_Goal of the exercise_
Below are some records; return each one exactly.

_Entries_

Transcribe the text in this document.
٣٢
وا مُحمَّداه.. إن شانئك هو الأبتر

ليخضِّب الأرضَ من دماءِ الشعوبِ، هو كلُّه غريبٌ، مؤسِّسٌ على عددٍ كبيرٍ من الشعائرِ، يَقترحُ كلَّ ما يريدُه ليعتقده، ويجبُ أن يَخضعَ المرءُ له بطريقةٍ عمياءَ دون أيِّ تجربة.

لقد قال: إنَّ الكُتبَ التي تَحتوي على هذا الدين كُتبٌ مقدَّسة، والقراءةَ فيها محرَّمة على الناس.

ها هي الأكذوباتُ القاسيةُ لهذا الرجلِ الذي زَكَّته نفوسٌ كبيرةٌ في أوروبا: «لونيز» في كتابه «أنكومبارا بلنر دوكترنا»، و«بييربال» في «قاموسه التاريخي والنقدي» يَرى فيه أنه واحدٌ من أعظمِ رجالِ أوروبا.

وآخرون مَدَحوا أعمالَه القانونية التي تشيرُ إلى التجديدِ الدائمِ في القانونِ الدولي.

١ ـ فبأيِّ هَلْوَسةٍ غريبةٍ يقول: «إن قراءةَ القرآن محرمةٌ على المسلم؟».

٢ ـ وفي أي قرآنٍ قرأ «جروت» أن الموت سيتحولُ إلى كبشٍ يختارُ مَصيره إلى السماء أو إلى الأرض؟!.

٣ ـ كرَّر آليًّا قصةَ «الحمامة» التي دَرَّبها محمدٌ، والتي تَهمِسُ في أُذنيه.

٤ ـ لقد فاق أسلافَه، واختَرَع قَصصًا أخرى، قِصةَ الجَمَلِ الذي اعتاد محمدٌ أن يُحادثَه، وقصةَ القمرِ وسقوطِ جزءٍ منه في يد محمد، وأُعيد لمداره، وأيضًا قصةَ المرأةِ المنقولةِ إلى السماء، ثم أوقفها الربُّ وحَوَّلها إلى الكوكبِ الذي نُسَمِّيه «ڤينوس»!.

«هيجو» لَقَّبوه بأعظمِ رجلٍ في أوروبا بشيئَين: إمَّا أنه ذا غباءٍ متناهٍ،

_Solution to this problem_
Transcribe the text in this document.
٣٢
وا مُحمَّداه.. إن شانئك هو الأبتر

ليخضِّب الأرضَ من دماءِ الشعوبِ، هو كلُّه غريبٌ، مؤسِّسٌ على عددٍ كبيرٍ من الشعائرِ، يَقترحُ كلَّ ما يريدُه ليعتقده، ويجبُ أن يَخضعَ المرءُ له بطريقةٍ عمياءَ دون أيِّ تجربة.

لقد قال: إنَّ الكُتبَ التي تَحتوي على هذا الدين كُتبٌ مقدَّسة، والقراءةَ فيها محرَّمة على الناس.

ها هي الأكذوباتُ القاسيةُ لهذا الرجلِ الذي زَكَّته نفوسٌ كبيرةٌ في أوروبا: «لونيز» في كتابه «أنكومبارا بلنر دوكترنا»، و«بييربال» في «قاموسه التاريخي والنقدي» يَرى فيه أنه واحدٌ من أعظمِ رجالِ أوروبا.

وآخرون مَدَحوا أعمالَه القانونية التي تشيرُ إلى التجديدِ الدائمِ في القانونِ الدولي.

١ ـ فبأيِّ هَلْوَسةٍ غريبةٍ يقول: «إن قراءةَ القرآن محرمةٌ على المسلم؟».

٢ ـ وفي أي قرآنٍ قرأ «جروت» أن الموت سيتحولُ إلى كبشٍ يختارُ مَصيره إلى السماء أو إلى الأرض؟!.

٣ ـ كرَّر آليًّا قصةَ «الحمامة» التي دَرَّبها محمدٌ، والتي تَهمِسُ في أُذنيه.

٤ ـ لقد فاق أسلافَه، واختَرَع قَصصًا أخرى، قِصةَ الجَمَلِ الذي اعتاد محمدٌ أن يُحادثَه، وقصةَ القمرِ وسقوطِ جزءٍ منه في يد محمد، وأُعيد لمداره، وأيضًا قصةَ المرأةِ المنقولةِ إلى السماء، ثم أوقفها الربُّ وحَوَّلها إلى الكوكبِ الذي نُسَمِّيه «ڤينوس»!.

«هيجو» لَقَّبوه بأعظمِ رجلٍ في أوروبا بشيئَين: إمَّا أنه ذا غباءٍ متناهٍ،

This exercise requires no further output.